DATA IN THIS EXERCISE
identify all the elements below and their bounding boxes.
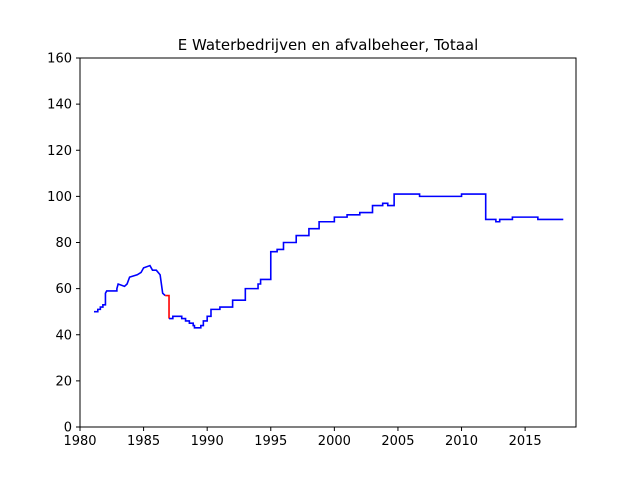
plot-area-frame	[79, 57, 577, 428]
y-tick-label: 20	[55, 374, 72, 389]
y-tick-label: 0	[64, 421, 72, 436]
x-tick-label: 2005	[381, 434, 414, 449]
series-layer	[93, 193, 564, 329]
y-tick-label: 160	[47, 52, 72, 67]
y-tick-label: 80	[55, 236, 72, 251]
series-line-2	[165, 294, 170, 319]
y-tick-label: 140	[47, 98, 72, 113]
x-tick-label: 2000	[318, 434, 351, 449]
x-tick-label: 2015	[509, 434, 542, 449]
x-tick-label: 1990	[191, 434, 224, 449]
x-axis: 1980 1985 1990 1995 2000 2005 2010 2015	[63, 427, 542, 449]
x-tick-label: 1995	[254, 434, 287, 449]
series-line-3	[169, 193, 564, 329]
chart-title: E Waterbedrijven en afvalbeheer, Totaal	[178, 36, 479, 54]
y-tick-label: 120	[47, 144, 72, 159]
y-tick-label: 100	[47, 190, 72, 205]
y-tick-label: 60	[55, 282, 72, 297]
x-tick-label: 2010	[445, 434, 478, 449]
x-tick-label: 1985	[127, 434, 160, 449]
y-tick-label: 40	[55, 328, 72, 343]
series-line-1	[93, 264, 166, 313]
y-axis: 0 20 40 60 80 100 120 140 160	[47, 52, 80, 436]
x-tick-label: 1980	[63, 434, 96, 449]
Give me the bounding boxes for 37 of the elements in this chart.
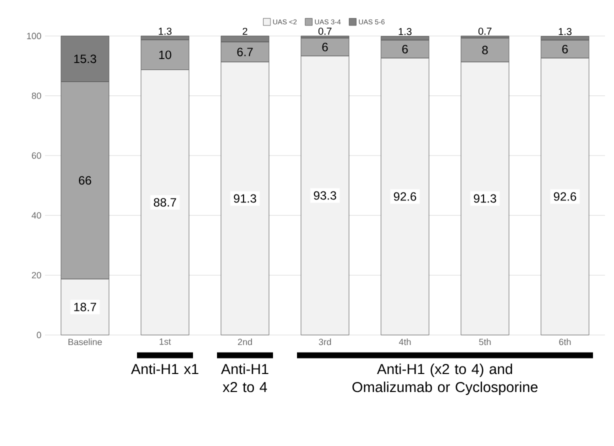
x-tick-label: Baseline — [68, 338, 102, 346]
y-tick-label: 40 — [32, 212, 42, 219]
data-label: 92.6 — [554, 192, 576, 201]
x-tick-label: 1st — [160, 338, 171, 345]
y-tick-label: 60 — [32, 152, 42, 159]
data-label: 6 — [322, 42, 328, 52]
data-label: 6.7 — [237, 48, 253, 56]
data-label: 6 — [562, 44, 568, 54]
x-tick-label: 6th — [559, 338, 571, 346]
y-tick-label: 80 — [32, 92, 42, 99]
data-label: 0.7 — [478, 28, 492, 35]
text: Anti-H1 x2 to 4 — [221, 364, 268, 392]
data-label: 88.7 — [154, 198, 176, 207]
y-tick-label: 100 — [27, 32, 42, 40]
text: Anti-H1 x1 — [131, 364, 198, 374]
data-label: 18.7 — [74, 302, 96, 312]
data-label: 15.3 — [74, 54, 96, 64]
data-label: 10 — [159, 50, 172, 60]
x-tick-label: 2nd — [238, 338, 252, 346]
data-label: 91.3 — [474, 194, 496, 203]
data-label: 93.3 — [314, 191, 336, 200]
data-label: 8 — [482, 46, 488, 54]
data-label: 91.3 — [234, 194, 256, 203]
data-label: 92.6 — [394, 192, 416, 201]
data-label: 66 — [78, 176, 92, 185]
x-tick-label: 3rd — [318, 338, 331, 346]
x-tick-label: 5th — [479, 338, 491, 346]
data-label: 1.3 — [558, 28, 572, 36]
data-label: 1.3 — [158, 28, 172, 35]
y-tick-label: 20 — [32, 272, 42, 278]
x-tick-label: 4th — [398, 338, 411, 346]
y-tick-label: 0 — [36, 332, 42, 338]
data-label: 2 — [242, 28, 248, 35]
data-label: 6 — [402, 44, 408, 54]
data-label: 1.3 — [398, 28, 412, 36]
text: Anti-H1 (x2 to 4) and Omalizumab or Cyclosporine — [352, 364, 538, 396]
data-label: 0.7 — [318, 28, 332, 35]
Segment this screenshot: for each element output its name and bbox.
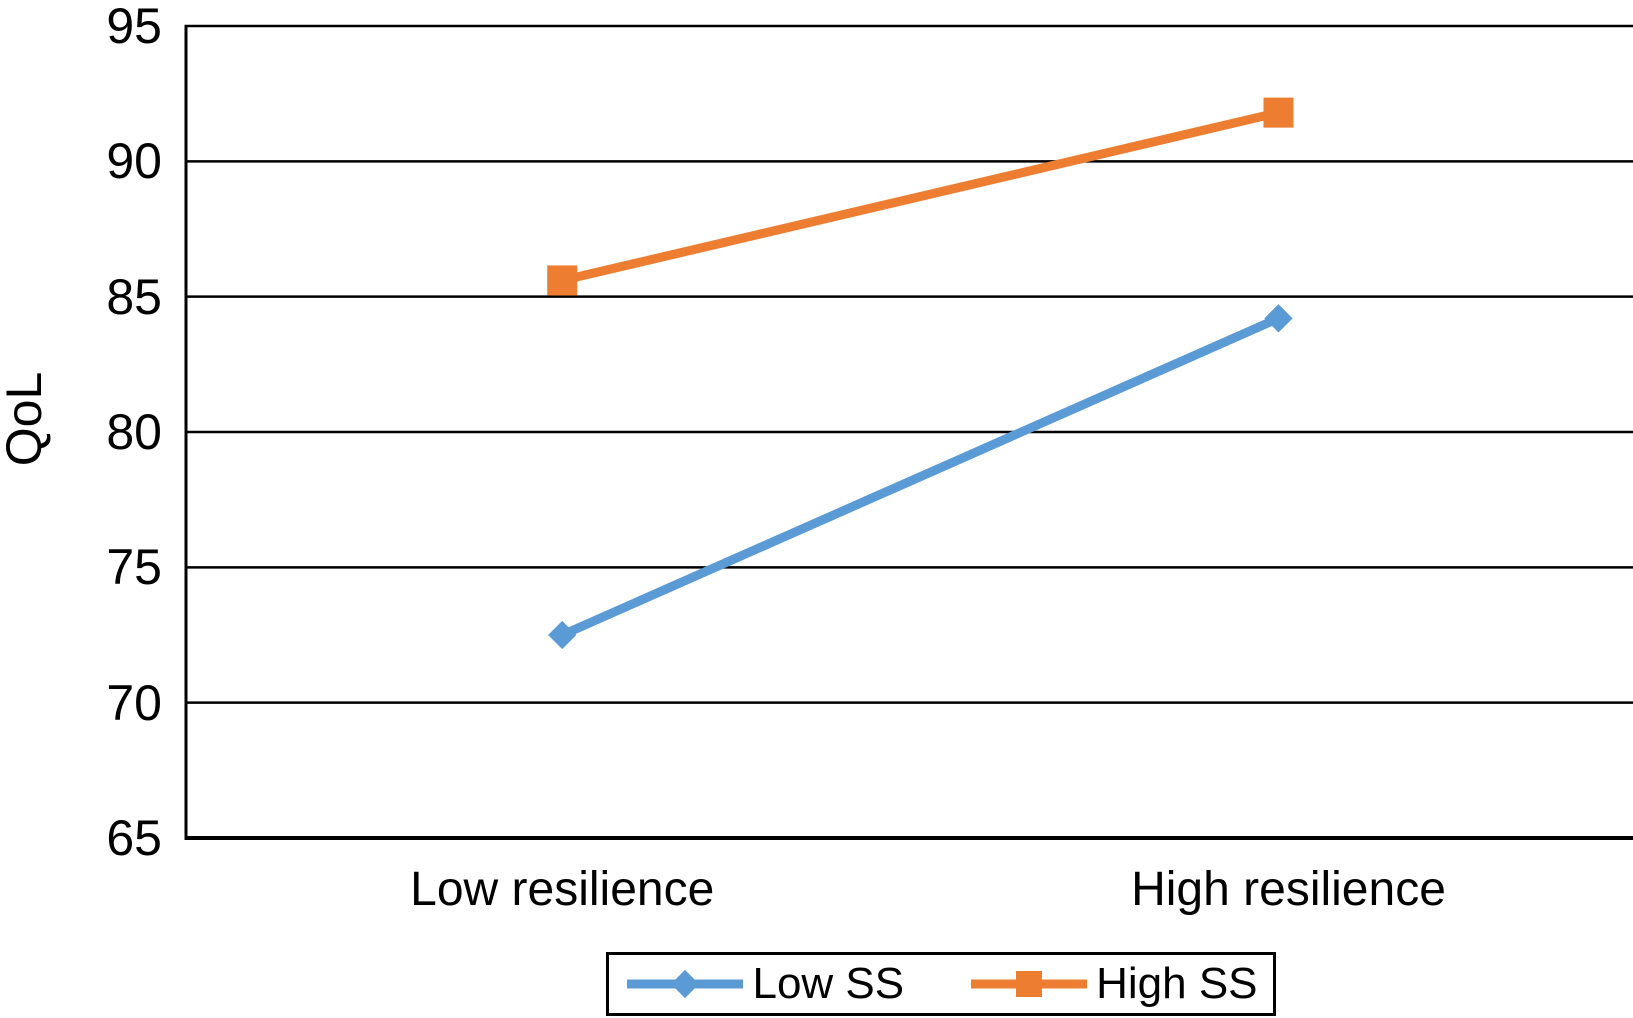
y-tick-label: 85: [106, 268, 162, 325]
y-tick-label: 65: [106, 810, 162, 866]
diamond-marker: [1264, 304, 1293, 333]
square-marker: [1263, 97, 1294, 128]
legend-item-low-ss: Low SS: [624, 962, 904, 1006]
y-tick-label: 90: [106, 133, 162, 190]
y-tick-label: 75: [106, 539, 162, 596]
high-ss-line-square-icon: [971, 971, 1088, 997]
legend-label-high-ss: High SS: [1096, 959, 1258, 1008]
y-axis-title: QoL: [0, 371, 52, 467]
diamond-marker: [548, 620, 577, 650]
legend-item-high-ss: High SS: [968, 959, 1258, 1008]
y-tick-label: 95: [106, 0, 162, 54]
series-line-low-ss: [560, 314, 1281, 640]
legend-label-low-ss: Low SS: [752, 959, 905, 1008]
x-category-label-low-resilience: Low resilience: [410, 863, 715, 916]
x-category-label-high-resilience: High resilience: [1131, 863, 1446, 916]
y-tick-label: 80: [106, 404, 162, 460]
legend: Low SS High SS: [606, 952, 1276, 1016]
low-ss-line-diamond-icon: [627, 969, 744, 999]
series-line-high-ss: [561, 108, 1280, 285]
y-tick-label: 70: [106, 674, 162, 731]
square-marker: [547, 265, 578, 296]
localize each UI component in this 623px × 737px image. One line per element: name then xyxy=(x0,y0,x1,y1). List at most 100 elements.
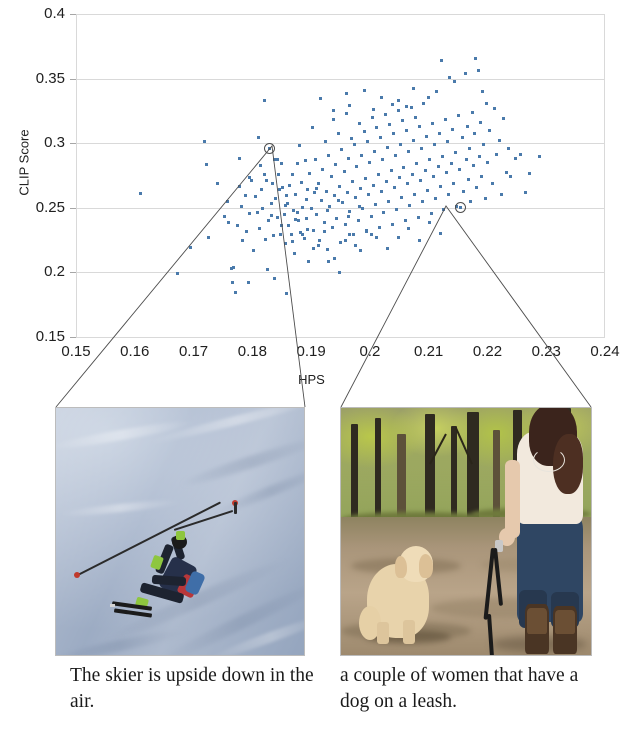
scatter-point xyxy=(316,244,320,248)
scatter-point xyxy=(360,153,364,157)
gridline xyxy=(76,14,605,15)
scatter-point xyxy=(424,135,428,139)
scatter-point xyxy=(418,178,422,182)
scatter-point xyxy=(307,259,311,263)
scatter-point xyxy=(411,87,415,91)
scatter-point xyxy=(283,203,287,207)
scatter-point xyxy=(314,157,318,161)
scatter-point xyxy=(428,158,432,162)
scatter-point xyxy=(273,158,277,162)
scatter-point xyxy=(301,233,305,237)
scatter-point xyxy=(304,217,308,221)
y-tick-label: 0.4 xyxy=(44,5,65,22)
scatter-point xyxy=(284,291,288,295)
scatter-point xyxy=(404,128,408,132)
scatter-point xyxy=(435,89,439,93)
scatter-point xyxy=(401,119,405,123)
scatter-point xyxy=(416,215,420,219)
gridline xyxy=(76,208,605,209)
scatter-point xyxy=(478,121,482,125)
y-tick-label: 0.2 xyxy=(44,263,65,281)
scatter-point xyxy=(396,99,400,103)
tree-trunk xyxy=(493,430,500,538)
leash-clip xyxy=(495,540,503,552)
scatter-point xyxy=(301,205,305,209)
scatter-point xyxy=(261,206,265,210)
scatter-point xyxy=(347,157,351,161)
scatter-point xyxy=(270,182,274,186)
scatter-point xyxy=(411,139,415,143)
scatter-point xyxy=(450,128,454,132)
scatter-point xyxy=(282,213,286,217)
scatter-point xyxy=(304,197,308,201)
scatter-point xyxy=(447,193,451,197)
scatter-point xyxy=(348,104,352,108)
scatter-point xyxy=(502,117,506,121)
scatter-point xyxy=(393,185,397,189)
scatter-point xyxy=(295,211,299,215)
scatter-point xyxy=(340,148,344,152)
scatter-point xyxy=(328,204,332,208)
scatter-point xyxy=(306,228,310,232)
scatter-point xyxy=(310,126,314,130)
y-tick-mark xyxy=(70,14,76,15)
scatter-point xyxy=(461,136,465,139)
x-axis-title: HPS xyxy=(298,372,325,387)
x-tick-label: 0.22 xyxy=(472,343,503,360)
scatter-point xyxy=(280,162,284,166)
scatter-point xyxy=(348,210,352,214)
scatter-point xyxy=(463,72,467,76)
plot-frame xyxy=(76,14,605,337)
scatter-point xyxy=(342,170,346,174)
scatter-point xyxy=(313,191,317,195)
scatter-point xyxy=(236,224,240,228)
scatter-point xyxy=(422,101,426,105)
scatter-point xyxy=(469,200,473,204)
scatter-point xyxy=(246,281,250,285)
scatter-point xyxy=(262,172,266,176)
ski-pole-shaft xyxy=(234,502,237,514)
scatter-point xyxy=(354,244,358,248)
scatter-point xyxy=(376,172,380,176)
scatter-chart: 0.15 0.2 0.25 0.3 0.35 0.4 0.15 0.16 0.17 0.18 0.… xyxy=(16,5,620,387)
scatter-point xyxy=(495,153,499,157)
scatter-point xyxy=(507,146,511,150)
y-axis-title: CLIP Score xyxy=(16,129,32,196)
dog-ear xyxy=(395,556,407,578)
scatter-point xyxy=(321,167,325,171)
caption-dog-walk: a couple of women that have a dog on a l… xyxy=(340,665,579,712)
scatter-point xyxy=(237,156,241,160)
scatter-point xyxy=(451,181,455,185)
scatter-point xyxy=(326,208,330,212)
scatter-point xyxy=(386,247,390,251)
scatter-point xyxy=(383,112,387,116)
scatter-point xyxy=(258,226,262,230)
scatter-point xyxy=(287,223,291,227)
scatter-point xyxy=(302,237,306,241)
scatter-point xyxy=(390,222,394,226)
scatter-point xyxy=(266,268,270,272)
scatter-point xyxy=(330,226,334,230)
scatter-point xyxy=(371,107,375,111)
scatter-point xyxy=(378,136,382,139)
scatter-point xyxy=(323,139,327,143)
scatter-point xyxy=(276,172,280,176)
dog-leg xyxy=(403,620,415,644)
scatter-point xyxy=(407,150,411,154)
scatter-point xyxy=(227,221,231,225)
x-tick-label: 0.24 xyxy=(590,343,620,360)
y-tick-mark xyxy=(70,272,76,273)
scatter-point xyxy=(243,193,247,197)
scatter-point xyxy=(449,161,453,165)
scatter-point xyxy=(275,215,279,219)
dog-tail xyxy=(359,606,381,640)
scatter-point xyxy=(440,59,444,62)
scatter-point xyxy=(382,211,386,215)
scatter-point xyxy=(274,197,278,201)
scatter-point xyxy=(230,281,234,285)
scatter-point xyxy=(358,249,362,253)
scatter-point xyxy=(337,184,341,188)
scatter-point xyxy=(431,175,435,179)
scatter-point xyxy=(433,143,437,147)
scatter-point xyxy=(523,191,527,195)
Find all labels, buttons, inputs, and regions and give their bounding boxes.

WRITTEN REQUEST
Rewrite the rows from the line containing "57, 577, 428]" down to the line containing "98, 72, 113]", replacing "y-tick-label" with "y-axis-label" and leaving everything else unchanged.

RESPONSE TO THE EXERCISE
plot-area-frame	[79, 57, 577, 428]
y-axis-label: 20	[55, 374, 72, 389]
y-axis-label: 0	[64, 421, 72, 436]
x-tick-label: 2005	[381, 434, 414, 449]
series-layer	[93, 193, 564, 329]
y-axis-label: 160	[47, 52, 72, 67]
y-axis-label: 80	[55, 236, 72, 251]
series-line-2	[165, 294, 170, 319]
y-axis-label: 140	[47, 98, 72, 113]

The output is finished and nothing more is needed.